▶ **STATED PROBLEM**
Take the data that follows and retype it word for word.

— START DATASET EXCERPTS —

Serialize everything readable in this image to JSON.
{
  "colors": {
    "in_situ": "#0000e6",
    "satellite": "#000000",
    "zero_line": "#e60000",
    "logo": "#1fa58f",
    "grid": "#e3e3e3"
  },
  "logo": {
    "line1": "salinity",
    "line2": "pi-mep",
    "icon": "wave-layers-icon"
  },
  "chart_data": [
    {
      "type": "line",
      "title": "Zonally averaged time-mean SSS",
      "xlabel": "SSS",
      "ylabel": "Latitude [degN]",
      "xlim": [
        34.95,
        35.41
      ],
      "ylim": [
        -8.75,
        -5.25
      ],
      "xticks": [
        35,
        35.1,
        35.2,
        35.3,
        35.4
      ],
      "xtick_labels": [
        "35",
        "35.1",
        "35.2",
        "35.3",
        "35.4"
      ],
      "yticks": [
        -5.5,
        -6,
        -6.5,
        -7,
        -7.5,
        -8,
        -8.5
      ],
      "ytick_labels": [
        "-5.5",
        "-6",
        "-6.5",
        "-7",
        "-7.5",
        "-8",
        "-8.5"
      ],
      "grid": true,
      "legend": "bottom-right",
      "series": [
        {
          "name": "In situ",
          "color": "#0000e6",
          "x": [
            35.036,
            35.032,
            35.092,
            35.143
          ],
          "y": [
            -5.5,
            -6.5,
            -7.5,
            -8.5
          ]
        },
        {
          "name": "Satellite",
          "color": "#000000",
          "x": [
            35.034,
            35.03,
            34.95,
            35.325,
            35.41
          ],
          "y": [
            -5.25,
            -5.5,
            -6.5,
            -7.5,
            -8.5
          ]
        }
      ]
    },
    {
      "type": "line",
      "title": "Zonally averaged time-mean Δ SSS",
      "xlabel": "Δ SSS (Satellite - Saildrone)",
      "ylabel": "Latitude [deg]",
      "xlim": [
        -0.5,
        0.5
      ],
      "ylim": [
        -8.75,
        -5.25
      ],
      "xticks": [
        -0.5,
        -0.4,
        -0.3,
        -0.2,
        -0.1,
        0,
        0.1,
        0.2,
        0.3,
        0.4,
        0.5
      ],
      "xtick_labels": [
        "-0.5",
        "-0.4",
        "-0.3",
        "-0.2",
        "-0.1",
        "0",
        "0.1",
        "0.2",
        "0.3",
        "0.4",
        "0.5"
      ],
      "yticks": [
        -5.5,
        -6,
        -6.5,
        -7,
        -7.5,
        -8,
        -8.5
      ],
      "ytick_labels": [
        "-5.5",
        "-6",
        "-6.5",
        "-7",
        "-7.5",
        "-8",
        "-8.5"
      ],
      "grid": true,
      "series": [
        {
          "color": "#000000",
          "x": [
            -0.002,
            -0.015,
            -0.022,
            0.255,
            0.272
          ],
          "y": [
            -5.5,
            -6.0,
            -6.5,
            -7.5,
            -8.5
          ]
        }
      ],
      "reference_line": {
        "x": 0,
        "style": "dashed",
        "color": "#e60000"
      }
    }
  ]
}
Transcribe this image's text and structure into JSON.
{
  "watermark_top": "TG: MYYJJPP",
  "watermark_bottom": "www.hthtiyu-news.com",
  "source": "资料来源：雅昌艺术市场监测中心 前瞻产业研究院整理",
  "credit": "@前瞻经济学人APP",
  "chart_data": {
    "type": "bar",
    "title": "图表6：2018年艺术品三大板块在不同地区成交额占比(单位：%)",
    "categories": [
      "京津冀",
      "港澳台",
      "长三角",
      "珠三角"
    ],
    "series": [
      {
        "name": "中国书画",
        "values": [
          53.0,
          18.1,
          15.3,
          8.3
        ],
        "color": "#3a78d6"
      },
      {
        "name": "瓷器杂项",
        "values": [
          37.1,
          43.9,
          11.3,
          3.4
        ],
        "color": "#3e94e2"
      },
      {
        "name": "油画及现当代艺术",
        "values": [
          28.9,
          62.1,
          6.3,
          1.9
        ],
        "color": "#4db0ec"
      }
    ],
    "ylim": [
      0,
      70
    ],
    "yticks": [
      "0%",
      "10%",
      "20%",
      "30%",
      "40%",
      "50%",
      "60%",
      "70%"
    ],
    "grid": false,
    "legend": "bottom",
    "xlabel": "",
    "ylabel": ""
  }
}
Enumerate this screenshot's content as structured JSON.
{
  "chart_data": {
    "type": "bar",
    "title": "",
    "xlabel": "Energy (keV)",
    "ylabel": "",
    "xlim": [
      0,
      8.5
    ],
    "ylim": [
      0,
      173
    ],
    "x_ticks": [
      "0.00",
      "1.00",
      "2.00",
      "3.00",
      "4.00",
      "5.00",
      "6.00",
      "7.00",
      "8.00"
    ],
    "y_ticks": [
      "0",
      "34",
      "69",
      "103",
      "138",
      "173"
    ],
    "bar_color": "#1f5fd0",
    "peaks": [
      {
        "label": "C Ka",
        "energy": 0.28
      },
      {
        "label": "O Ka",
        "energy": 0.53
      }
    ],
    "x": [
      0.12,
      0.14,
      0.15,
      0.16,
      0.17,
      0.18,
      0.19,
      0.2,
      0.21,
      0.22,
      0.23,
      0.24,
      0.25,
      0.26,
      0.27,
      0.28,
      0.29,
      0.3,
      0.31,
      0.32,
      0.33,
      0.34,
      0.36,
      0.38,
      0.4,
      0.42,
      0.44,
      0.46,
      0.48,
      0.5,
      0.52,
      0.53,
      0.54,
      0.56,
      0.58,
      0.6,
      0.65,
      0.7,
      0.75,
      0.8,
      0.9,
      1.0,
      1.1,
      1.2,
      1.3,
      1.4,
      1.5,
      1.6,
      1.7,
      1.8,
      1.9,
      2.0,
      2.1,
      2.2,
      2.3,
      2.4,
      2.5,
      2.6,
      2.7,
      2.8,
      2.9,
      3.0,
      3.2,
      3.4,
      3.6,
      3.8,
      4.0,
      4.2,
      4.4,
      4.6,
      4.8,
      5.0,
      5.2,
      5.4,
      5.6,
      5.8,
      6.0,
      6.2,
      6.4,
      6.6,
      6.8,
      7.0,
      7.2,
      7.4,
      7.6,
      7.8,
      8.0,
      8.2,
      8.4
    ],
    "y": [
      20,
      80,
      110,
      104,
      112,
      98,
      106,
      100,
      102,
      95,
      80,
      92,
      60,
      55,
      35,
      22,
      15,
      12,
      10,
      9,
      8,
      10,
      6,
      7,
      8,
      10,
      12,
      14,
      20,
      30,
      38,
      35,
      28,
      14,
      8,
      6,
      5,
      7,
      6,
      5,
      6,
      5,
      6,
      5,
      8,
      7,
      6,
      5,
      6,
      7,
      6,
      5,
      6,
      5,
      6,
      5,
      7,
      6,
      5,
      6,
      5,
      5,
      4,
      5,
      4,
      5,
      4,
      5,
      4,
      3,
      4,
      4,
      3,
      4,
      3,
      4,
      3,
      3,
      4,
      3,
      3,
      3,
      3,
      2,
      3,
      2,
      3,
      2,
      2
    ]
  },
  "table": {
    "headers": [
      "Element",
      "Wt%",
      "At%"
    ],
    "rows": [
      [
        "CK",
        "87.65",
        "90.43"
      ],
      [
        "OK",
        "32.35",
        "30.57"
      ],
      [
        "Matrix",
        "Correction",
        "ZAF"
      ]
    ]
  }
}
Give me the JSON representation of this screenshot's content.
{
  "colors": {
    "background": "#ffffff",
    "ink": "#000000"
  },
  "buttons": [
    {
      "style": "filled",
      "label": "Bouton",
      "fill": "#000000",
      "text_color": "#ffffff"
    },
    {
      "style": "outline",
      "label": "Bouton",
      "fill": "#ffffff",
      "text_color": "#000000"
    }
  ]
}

— END DATASET EXCERPTS —

▶ **EXERCISE SOLUTION**
Serialize everything readable in this image to JSON.
{
  "colors": {
    "in_situ": "#0000e6",
    "satellite": "#000000",
    "zero_line": "#e60000",
    "logo": "#1fa58f",
    "grid": "#e3e3e3"
  },
  "logo": {
    "line1": "salinity",
    "line2": "pi-mep",
    "icon": "wave-layers-icon"
  },
  "chart_data": [
    {
      "type": "line",
      "title": "Zonally averaged time-mean SSS",
      "xlabel": "SSS",
      "ylabel": "Latitude [degN]",
      "xlim": [
        34.95,
        35.41
      ],
      "ylim": [
        -8.75,
        -5.25
      ],
      "xticks": [
        35,
        35.1,
        35.2,
        35.3,
        35.4
      ],
      "xtick_labels": [
        "35",
        "35.1",
        "35.2",
        "35.3",
        "35.4"
      ],
      "yticks": [
        -5.5,
        -6,
        -6.5,
        -7,
        -7.5,
        -8,
        -8.5
      ],
      "ytick_labels": [
        "-5.5",
        "-6",
        "-6.5",
        "-7",
        "-7.5",
        "-8",
        "-8.5"
      ],
      "grid": true,
      "legend": "bottom-right",
      "series": [
        {
          "name": "In situ",
          "color": "#0000e6",
          "x": [
            35.036,
            35.032,
            35.092,
            35.143
          ],
          "y": [
            -5.5,
            -6.5,
            -7.5,
            -8.5
          ]
        },
        {
          "name": "Satellite",
          "color": "#000000",
          "x": [
            35.034,
            35.03,
            34.95,
            35.325,
            35.41
          ],
          "y": [
            -5.25,
            -5.5,
            -6.5,
            -7.5,
            -8.5
          ]
        }
      ]
    },
    {
      "type": "line",
      "title": "Zonally averaged time-mean Δ SSS",
      "xlabel": "Δ SSS (Satellite - Saildrone)",
      "ylabel": "Latitude [deg]",
      "xlim": [
        -0.5,
        0.5
      ],
      "ylim": [
        -8.75,
        -5.25
      ],
      "xticks": [
        -0.5,
        -0.4,
        -0.3,
        -0.2,
        -0.1,
        0,
        0.1,
        0.2,
        0.3,
        0.4,
        0.5
      ],
      "xtick_labels": [
        "-0.5",
        "-0.4",
        "-0.3",
        "-0.2",
        "-0.1",
        "0",
        "0.1",
        "0.2",
        "0.3",
        "0.4",
        "0.5"
      ],
      "yticks": [
        -5.5,
        -6,
        -6.5,
        -7,
        -7.5,
        -8,
        -8.5
      ],
      "ytick_labels": [
        "-5.5",
        "-6",
        "-6.5",
        "-7",
        "-7.5",
        "-8",
        "-8.5"
      ],
      "grid": true,
      "series": [
        {
          "color": "#000000",
          "x": [
            -0.002,
            -0.015,
            -0.022,
            0.255,
            0.272
          ],
          "y": [
            -5.5,
            -6.0,
            -6.5,
            -7.5,
            -8.5
          ]
        }
      ],
      "reference_line": {
        "x": 0,
        "style": "dashed",
        "color": "#e60000"
      }
    }
  ]
}
Transcribe this image's text and structure into JSON.
{
  "watermark_top": "TG: MYYJJPP",
  "watermark_bottom": "www.hthtiyu-news.com",
  "source": "资料来源：雅昌艺术市场监测中心 前瞻产业研究院整理",
  "credit": "@前瞻经济学人APP",
  "chart_data": {
    "type": "bar",
    "title": "图表6：2018年艺术品三大板块在不同地区成交额占比(单位：%)",
    "categories": [
      "京津冀",
      "港澳台",
      "长三角",
      "珠三角"
    ],
    "series": [
      {
        "name": "中国书画",
        "values": [
          53.0,
          18.1,
          15.3,
          8.3
        ],
        "color": "#3a78d6"
      },
      {
        "name": "瓷器杂项",
        "values": [
          37.1,
          43.9,
          11.3,
          3.4
        ],
        "color": "#3e94e2"
      },
      {
        "name": "油画及现当代艺术",
        "values": [
          28.9,
          62.1,
          6.3,
          1.9
        ],
        "color": "#4db0ec"
      }
    ],
    "ylim": [
      0,
      70
    ],
    "yticks": [
      "0%",
      "10%",
      "20%",
      "30%",
      "40%",
      "50%",
      "60%",
      "70%"
    ],
    "grid": false,
    "legend": "bottom",
    "xlabel": "",
    "ylabel": ""
  }
}
Enumerate this screenshot's content as structured JSON.
{
  "chart_data": {
    "type": "bar",
    "title": "",
    "xlabel": "Energy (keV)",
    "ylabel": "",
    "xlim": [
      0,
      8.5
    ],
    "ylim": [
      0,
      173
    ],
    "x_ticks": [
      "0.00",
      "1.00",
      "2.00",
      "3.00",
      "4.00",
      "5.00",
      "6.00",
      "7.00",
      "8.00"
    ],
    "y_ticks": [
      "0",
      "34",
      "69",
      "103",
      "138",
      "173"
    ],
    "bar_color": "#1f5fd0",
    "peaks": [
      {
        "label": "C Ka",
        "energy": 0.28
      },
      {
        "label": "O Ka",
        "energy": 0.53
      }
    ],
    "x": [
      0.12,
      0.14,
      0.15,
      0.16,
      0.17,
      0.18,
      0.19,
      0.2,
      0.21,
      0.22,
      0.23,
      0.24,
      0.25,
      0.26,
      0.27,
      0.28,
      0.29,
      0.3,
      0.31,
      0.32,
      0.33,
      0.34,
      0.36,
      0.38,
      0.4,
      0.42,
      0.44,
      0.46,
      0.48,
      0.5,
      0.52,
      0.53,
      0.54,
      0.56,
      0.58,
      0.6,
      0.65,
      0.7,
      0.75,
      0.8,
      0.9,
      1.0,
      1.1,
      1.2,
      1.3,
      1.4,
      1.5,
      1.6,
      1.7,
      1.8,
      1.9,
      2.0,
      2.1,
      2.2,
      2.3,
      2.4,
      2.5,
      2.6,
      2.7,
      2.8,
      2.9,
      3.0,
      3.2,
      3.4,
      3.6,
      3.8,
      4.0,
      4.2,
      4.4,
      4.6,
      4.8,
      5.0,
      5.2,
      5.4,
      5.6,
      5.8,
      6.0,
      6.2,
      6.4,
      6.6,
      6.8,
      7.0,
      7.2,
      7.4,
      7.6,
      7.8,
      8.0,
      8.2,
      8.4
    ],
    "y": [
      20,
      80,
      110,
      104,
      112,
      98,
      106,
      100,
      102,
      95,
      80,
      92,
      60,
      55,
      35,
      22,
      15,
      12,
      10,
      9,
      8,
      10,
      6,
      7,
      8,
      10,
      12,
      14,
      20,
      30,
      38,
      35,
      28,
      14,
      8,
      6,
      5,
      7,
      6,
      5,
      6,
      5,
      6,
      5,
      8,
      7,
      6,
      5,
      6,
      7,
      6,
      5,
      6,
      5,
      6,
      5,
      7,
      6,
      5,
      6,
      5,
      5,
      4,
      5,
      4,
      5,
      4,
      5,
      4,
      3,
      4,
      4,
      3,
      4,
      3,
      4,
      3,
      3,
      4,
      3,
      3,
      3,
      3,
      2,
      3,
      2,
      3,
      2,
      2
    ]
  },
  "table": {
    "headers": [
      "Element",
      "Wt%",
      "At%"
    ],
    "rows": [
      [
        "CK",
        "87.65",
        "90.43"
      ],
      [
        "OK",
        "32.35",
        "30.57"
      ],
      [
        "Matrix",
        "Correction",
        "ZAF"
      ]
    ]
  }
}
Give me the JSON representation of this screenshot's content.
{
  "colors": {
    "background": "#ffffff",
    "ink": "#000000"
  },
  "buttons": [
    {
      "style": "filled",
      "label": "Bouton",
      "fill": "#000000",
      "text_color": "#ffffff"
    },
    {
      "style": "outline",
      "label": "Bouton",
      "fill": "#ffffff",
      "text_color": "#000000"
    }
  ]
}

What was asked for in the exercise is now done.